--- start Given data ---
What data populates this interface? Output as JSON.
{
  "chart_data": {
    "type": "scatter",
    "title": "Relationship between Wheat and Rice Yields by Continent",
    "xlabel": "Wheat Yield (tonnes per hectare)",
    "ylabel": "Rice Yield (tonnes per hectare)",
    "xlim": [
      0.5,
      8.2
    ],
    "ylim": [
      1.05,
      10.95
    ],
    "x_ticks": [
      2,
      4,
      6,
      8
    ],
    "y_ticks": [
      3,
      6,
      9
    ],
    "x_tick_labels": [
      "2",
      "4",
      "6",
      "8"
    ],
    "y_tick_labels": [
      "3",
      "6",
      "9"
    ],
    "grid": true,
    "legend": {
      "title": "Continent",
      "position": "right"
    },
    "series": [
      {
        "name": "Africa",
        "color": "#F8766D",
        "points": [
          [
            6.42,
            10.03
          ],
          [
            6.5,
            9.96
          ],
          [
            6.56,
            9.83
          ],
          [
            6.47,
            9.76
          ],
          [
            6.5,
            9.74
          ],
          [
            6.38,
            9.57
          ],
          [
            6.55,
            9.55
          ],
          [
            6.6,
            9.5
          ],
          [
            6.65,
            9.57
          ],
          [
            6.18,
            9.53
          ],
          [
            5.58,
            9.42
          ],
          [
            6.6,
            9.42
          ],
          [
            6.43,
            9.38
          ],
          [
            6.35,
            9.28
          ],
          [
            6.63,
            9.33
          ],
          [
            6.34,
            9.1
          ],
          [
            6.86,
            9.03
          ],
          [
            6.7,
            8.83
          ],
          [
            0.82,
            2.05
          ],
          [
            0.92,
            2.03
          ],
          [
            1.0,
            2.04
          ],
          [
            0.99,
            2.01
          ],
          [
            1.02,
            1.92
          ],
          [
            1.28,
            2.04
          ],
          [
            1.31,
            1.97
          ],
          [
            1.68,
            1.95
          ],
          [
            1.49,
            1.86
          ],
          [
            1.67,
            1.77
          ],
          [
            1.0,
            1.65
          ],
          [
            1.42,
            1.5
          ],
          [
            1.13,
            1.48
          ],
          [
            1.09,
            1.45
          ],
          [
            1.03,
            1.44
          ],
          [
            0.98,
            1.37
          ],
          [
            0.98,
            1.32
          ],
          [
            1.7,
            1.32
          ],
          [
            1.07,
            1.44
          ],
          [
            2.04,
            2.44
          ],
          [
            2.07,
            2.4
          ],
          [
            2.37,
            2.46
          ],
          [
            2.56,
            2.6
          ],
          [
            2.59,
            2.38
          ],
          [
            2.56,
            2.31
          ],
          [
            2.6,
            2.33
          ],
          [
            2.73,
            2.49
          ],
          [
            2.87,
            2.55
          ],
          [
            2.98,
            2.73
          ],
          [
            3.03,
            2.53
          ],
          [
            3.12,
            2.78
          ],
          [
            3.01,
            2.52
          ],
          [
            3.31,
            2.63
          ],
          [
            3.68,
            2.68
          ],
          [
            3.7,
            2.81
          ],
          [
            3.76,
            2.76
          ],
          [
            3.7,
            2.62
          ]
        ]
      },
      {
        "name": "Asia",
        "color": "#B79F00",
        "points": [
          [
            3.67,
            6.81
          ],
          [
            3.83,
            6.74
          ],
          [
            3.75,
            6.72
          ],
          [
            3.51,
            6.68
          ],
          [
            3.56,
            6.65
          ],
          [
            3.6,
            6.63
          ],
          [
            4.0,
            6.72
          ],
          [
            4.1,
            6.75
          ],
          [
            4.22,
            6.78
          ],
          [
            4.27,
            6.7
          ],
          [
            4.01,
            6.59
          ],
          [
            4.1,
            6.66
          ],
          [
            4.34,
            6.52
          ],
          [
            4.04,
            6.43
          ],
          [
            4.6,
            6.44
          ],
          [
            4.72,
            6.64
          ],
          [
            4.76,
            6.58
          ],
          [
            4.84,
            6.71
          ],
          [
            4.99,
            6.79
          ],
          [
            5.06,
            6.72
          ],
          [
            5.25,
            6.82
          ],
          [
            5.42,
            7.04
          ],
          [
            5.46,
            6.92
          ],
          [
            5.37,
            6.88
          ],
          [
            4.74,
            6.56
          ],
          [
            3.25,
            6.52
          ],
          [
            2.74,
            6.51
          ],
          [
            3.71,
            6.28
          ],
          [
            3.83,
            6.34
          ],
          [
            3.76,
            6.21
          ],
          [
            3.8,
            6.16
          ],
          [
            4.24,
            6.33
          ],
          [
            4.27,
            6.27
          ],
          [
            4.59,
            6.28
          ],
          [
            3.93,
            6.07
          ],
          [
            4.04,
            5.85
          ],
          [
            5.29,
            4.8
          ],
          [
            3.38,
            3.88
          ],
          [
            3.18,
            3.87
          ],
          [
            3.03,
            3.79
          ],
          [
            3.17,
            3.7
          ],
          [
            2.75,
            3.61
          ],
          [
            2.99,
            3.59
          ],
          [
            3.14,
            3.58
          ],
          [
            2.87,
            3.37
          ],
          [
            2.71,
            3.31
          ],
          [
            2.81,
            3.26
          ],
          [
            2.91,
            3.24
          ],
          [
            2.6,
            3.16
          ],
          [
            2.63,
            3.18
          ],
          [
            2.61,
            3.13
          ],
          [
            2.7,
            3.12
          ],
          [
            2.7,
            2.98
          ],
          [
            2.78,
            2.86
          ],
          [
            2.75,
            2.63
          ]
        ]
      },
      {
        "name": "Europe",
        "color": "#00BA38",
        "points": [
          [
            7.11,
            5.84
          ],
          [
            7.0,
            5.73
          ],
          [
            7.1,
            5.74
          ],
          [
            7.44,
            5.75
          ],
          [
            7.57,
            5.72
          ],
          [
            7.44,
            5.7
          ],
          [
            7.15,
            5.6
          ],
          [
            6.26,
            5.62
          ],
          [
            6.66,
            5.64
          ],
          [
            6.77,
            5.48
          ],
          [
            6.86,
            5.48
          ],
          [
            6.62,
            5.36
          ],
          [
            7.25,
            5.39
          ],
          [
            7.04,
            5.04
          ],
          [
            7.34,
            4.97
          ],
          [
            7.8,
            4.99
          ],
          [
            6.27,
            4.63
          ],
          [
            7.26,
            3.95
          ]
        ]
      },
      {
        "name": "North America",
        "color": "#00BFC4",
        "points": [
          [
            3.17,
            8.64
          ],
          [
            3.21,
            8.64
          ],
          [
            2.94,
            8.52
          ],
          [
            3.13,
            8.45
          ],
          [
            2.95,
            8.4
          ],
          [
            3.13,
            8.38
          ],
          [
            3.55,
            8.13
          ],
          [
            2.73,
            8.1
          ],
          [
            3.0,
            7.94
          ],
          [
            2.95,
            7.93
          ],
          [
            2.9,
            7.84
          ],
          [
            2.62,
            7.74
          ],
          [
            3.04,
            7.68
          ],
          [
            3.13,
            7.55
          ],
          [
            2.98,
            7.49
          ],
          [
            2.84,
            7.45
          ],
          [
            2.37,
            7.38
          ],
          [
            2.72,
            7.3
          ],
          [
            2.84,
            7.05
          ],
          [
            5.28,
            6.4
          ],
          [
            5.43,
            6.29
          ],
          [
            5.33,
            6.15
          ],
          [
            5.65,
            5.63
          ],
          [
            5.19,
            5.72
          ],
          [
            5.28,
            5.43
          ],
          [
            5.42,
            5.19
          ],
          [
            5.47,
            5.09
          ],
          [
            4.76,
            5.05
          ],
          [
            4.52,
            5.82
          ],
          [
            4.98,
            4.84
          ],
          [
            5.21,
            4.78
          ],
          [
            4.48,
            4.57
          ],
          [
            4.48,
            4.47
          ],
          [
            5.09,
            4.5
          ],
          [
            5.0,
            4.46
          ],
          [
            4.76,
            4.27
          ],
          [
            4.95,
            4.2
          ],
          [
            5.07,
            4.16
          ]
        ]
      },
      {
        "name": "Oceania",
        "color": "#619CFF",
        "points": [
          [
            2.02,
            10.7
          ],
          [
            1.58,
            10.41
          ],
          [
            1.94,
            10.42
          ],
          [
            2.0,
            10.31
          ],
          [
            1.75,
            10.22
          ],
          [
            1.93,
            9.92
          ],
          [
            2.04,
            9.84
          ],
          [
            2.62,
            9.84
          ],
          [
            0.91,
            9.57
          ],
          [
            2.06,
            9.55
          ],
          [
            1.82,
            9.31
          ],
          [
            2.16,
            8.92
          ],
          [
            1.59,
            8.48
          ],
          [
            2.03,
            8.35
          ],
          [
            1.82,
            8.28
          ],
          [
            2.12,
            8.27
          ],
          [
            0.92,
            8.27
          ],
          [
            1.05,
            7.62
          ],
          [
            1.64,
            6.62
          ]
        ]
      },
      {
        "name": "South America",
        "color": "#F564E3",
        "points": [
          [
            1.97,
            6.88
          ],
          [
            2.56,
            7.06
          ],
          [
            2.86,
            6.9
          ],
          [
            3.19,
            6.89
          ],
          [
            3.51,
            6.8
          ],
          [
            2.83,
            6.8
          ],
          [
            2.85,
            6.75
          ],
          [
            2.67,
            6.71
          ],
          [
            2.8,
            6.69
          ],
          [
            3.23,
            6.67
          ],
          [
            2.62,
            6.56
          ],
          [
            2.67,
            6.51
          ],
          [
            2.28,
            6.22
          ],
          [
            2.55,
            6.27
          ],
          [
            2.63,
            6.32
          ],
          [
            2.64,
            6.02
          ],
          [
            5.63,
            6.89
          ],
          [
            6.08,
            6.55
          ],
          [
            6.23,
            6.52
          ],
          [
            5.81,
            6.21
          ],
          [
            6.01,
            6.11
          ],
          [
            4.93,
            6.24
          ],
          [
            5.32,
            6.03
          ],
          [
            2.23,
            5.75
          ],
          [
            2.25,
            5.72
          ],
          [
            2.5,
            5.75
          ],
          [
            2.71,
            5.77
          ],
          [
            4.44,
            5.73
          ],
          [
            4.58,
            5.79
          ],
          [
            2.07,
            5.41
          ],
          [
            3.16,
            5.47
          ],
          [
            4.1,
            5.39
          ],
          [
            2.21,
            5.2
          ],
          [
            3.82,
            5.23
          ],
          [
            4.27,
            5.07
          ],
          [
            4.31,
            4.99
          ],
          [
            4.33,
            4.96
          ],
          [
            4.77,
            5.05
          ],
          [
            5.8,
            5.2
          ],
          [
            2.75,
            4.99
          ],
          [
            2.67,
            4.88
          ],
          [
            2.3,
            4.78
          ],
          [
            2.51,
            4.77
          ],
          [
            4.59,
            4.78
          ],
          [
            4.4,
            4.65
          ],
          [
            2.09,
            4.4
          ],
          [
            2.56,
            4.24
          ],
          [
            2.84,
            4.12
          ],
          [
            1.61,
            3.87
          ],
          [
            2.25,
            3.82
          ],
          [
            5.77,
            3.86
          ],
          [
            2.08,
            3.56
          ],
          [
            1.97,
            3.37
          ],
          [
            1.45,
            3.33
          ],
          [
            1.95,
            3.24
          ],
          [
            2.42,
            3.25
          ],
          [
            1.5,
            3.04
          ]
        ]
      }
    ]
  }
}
--- end Given data ---
Problem description> Look through the records and gather every line containing "hectare".

Answer to this exercise>
    "xlabel": "Wheat Yield (tonnes per hectare)",
    "ylabel": "Rice Yield (tonnes per hectare)",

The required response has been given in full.